* [TASK REQUIREMENTS] From the records below, extract all the text exactly and leave the images behind.
━━━━━━━━━━━━━━━━━━━━━━━━━━━━━━
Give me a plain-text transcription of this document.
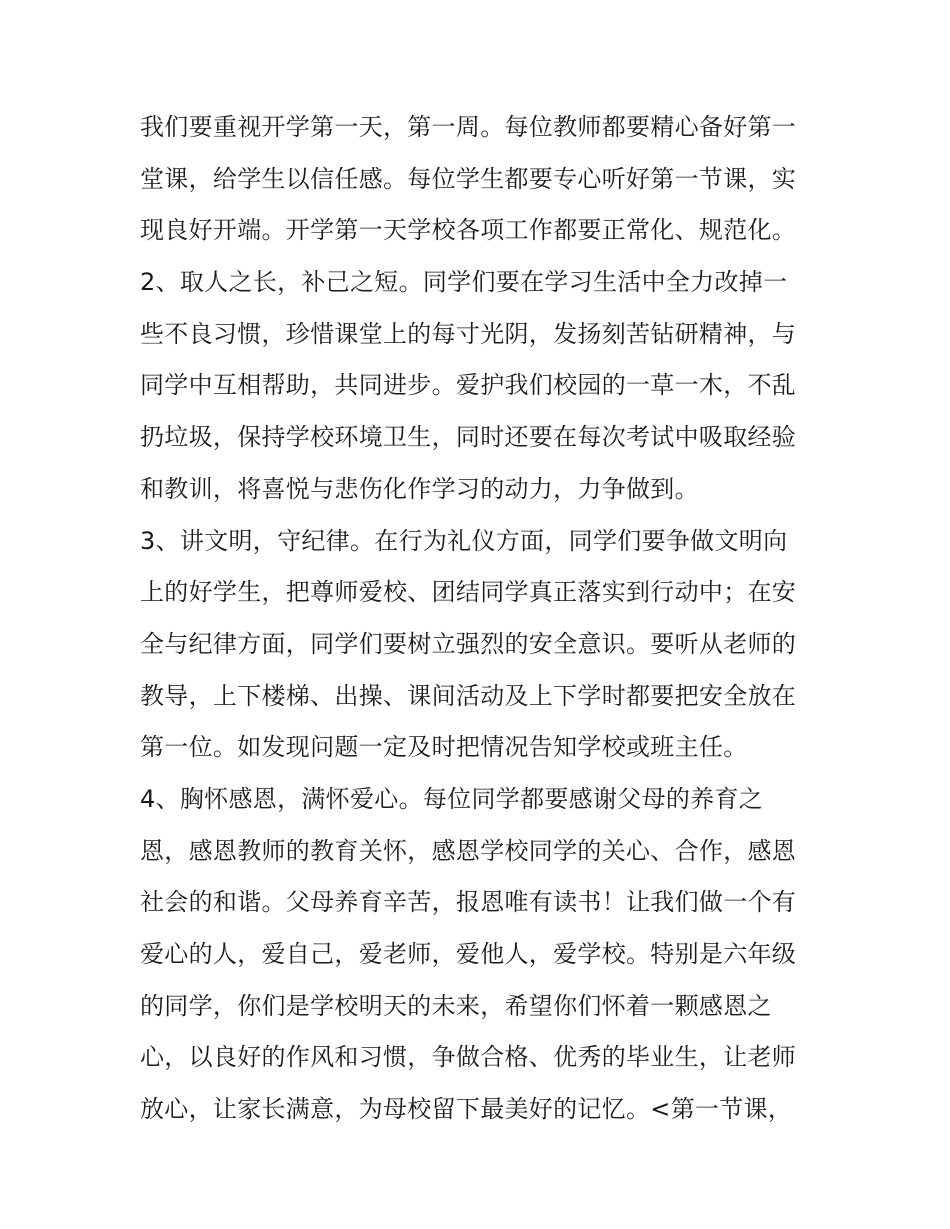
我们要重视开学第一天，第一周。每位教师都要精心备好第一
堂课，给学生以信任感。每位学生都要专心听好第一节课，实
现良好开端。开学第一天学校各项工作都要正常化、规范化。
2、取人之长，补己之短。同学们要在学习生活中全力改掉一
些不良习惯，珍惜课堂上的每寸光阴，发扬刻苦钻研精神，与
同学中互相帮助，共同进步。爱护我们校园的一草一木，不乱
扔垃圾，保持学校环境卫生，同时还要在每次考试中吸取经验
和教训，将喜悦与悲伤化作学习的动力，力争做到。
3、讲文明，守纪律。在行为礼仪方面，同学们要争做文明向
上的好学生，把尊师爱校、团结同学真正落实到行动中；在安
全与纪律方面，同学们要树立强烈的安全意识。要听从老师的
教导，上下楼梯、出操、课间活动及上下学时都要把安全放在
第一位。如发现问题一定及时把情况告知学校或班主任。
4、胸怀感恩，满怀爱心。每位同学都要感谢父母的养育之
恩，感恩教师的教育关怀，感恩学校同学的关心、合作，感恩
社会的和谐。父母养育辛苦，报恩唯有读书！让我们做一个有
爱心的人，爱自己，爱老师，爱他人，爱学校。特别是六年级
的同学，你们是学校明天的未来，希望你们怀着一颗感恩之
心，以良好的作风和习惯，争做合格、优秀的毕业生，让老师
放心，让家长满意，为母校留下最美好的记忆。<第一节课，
━━━━━━━━━━━━━━━━━━━━━━━━━━━━━━
* [EXERCISE SOLUTION]
Give me a plain-text transcription of this document.
我们要重视开学第一天，第一周。每位教师都要精心备好第一
堂课，给学生以信任感。每位学生都要专心听好第一节课，实
现良好开端。开学第一天学校各项工作都要正常化、规范化。
2、取人之长，补己之短。同学们要在学习生活中全力改掉一
些不良习惯，珍惜课堂上的每寸光阴，发扬刻苦钻研精神，与
同学中互相帮助，共同进步。爱护我们校园的一草一木，不乱
扔垃圾，保持学校环境卫生，同时还要在每次考试中吸取经验
和教训，将喜悦与悲伤化作学习的动力，力争做到。
3、讲文明，守纪律。在行为礼仪方面，同学们要争做文明向
上的好学生，把尊师爱校、团结同学真正落实到行动中；在安
全与纪律方面，同学们要树立强烈的安全意识。要听从老师的
教导，上下楼梯、出操、课间活动及上下学时都要把安全放在
第一位。如发现问题一定及时把情况告知学校或班主任。
4、胸怀感恩，满怀爱心。每位同学都要感谢父母的养育之
恩，感恩教师的教育关怀，感恩学校同学的关心、合作，感恩
社会的和谐。父母养育辛苦，报恩唯有读书！让我们做一个有
爱心的人，爱自己，爱老师，爱他人，爱学校。特别是六年级
的同学，你们是学校明天的未来，希望你们怀着一颗感恩之
心，以良好的作风和习惯，争做合格、优秀的毕业生，让老师
放心，让家长满意，为母校留下最美好的记忆。<第一节课，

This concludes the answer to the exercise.